• [Work to be completed]: Each record below is to be reproduced without any change.

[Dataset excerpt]

☆ ☆ ☆ ☆ ☆

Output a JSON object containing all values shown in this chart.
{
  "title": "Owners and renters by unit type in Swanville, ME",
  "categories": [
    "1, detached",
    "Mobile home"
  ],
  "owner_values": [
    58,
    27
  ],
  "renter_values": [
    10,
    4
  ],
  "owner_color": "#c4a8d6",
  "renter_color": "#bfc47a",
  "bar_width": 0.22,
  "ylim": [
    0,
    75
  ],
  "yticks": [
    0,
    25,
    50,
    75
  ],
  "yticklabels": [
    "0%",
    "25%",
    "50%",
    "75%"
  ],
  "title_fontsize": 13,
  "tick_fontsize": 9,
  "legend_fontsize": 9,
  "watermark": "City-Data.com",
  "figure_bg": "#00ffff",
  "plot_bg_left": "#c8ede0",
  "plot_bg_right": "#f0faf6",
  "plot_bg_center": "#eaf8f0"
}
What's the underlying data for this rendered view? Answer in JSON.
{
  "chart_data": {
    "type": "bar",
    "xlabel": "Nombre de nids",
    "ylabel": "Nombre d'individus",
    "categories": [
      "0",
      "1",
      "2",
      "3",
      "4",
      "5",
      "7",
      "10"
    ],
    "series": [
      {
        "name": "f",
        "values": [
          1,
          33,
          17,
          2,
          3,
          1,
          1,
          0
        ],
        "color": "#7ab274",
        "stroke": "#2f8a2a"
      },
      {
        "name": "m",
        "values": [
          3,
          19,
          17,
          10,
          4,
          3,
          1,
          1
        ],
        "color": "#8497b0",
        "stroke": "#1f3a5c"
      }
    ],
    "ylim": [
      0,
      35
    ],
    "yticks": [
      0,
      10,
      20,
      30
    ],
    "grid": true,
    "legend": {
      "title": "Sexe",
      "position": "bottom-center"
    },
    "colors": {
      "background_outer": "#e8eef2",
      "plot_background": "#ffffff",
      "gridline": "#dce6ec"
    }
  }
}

☆ ☆ ☆ ☆ ☆

• [Solution below]:
Output a JSON object containing all values shown in this chart.
{
  "title": "Owners and renters by unit type in Swanville, ME",
  "categories": [
    "1, detached",
    "Mobile home"
  ],
  "owner_values": [
    58,
    27
  ],
  "renter_values": [
    10,
    4
  ],
  "owner_color": "#c4a8d6",
  "renter_color": "#bfc47a",
  "bar_width": 0.22,
  "ylim": [
    0,
    75
  ],
  "yticks": [
    0,
    25,
    50,
    75
  ],
  "yticklabels": [
    "0%",
    "25%",
    "50%",
    "75%"
  ],
  "title_fontsize": 13,
  "tick_fontsize": 9,
  "legend_fontsize": 9,
  "watermark": "City-Data.com",
  "figure_bg": "#00ffff",
  "plot_bg_left": "#c8ede0",
  "plot_bg_right": "#f0faf6",
  "plot_bg_center": "#eaf8f0"
}
What's the underlying data for this rendered view? Answer in JSON.
{
  "chart_data": {
    "type": "bar",
    "xlabel": "Nombre de nids",
    "ylabel": "Nombre d'individus",
    "categories": [
      "0",
      "1",
      "2",
      "3",
      "4",
      "5",
      "7",
      "10"
    ],
    "series": [
      {
        "name": "f",
        "values": [
          1,
          33,
          17,
          2,
          3,
          1,
          1,
          0
        ],
        "color": "#7ab274",
        "stroke": "#2f8a2a"
      },
      {
        "name": "m",
        "values": [
          3,
          19,
          17,
          10,
          4,
          3,
          1,
          1
        ],
        "color": "#8497b0",
        "stroke": "#1f3a5c"
      }
    ],
    "ylim": [
      0,
      35
    ],
    "yticks": [
      0,
      10,
      20,
      30
    ],
    "grid": true,
    "legend": {
      "title": "Sexe",
      "position": "bottom-center"
    },
    "colors": {
      "background_outer": "#e8eef2",
      "plot_background": "#ffffff",
      "gridline": "#dce6ec"
    }
  }
}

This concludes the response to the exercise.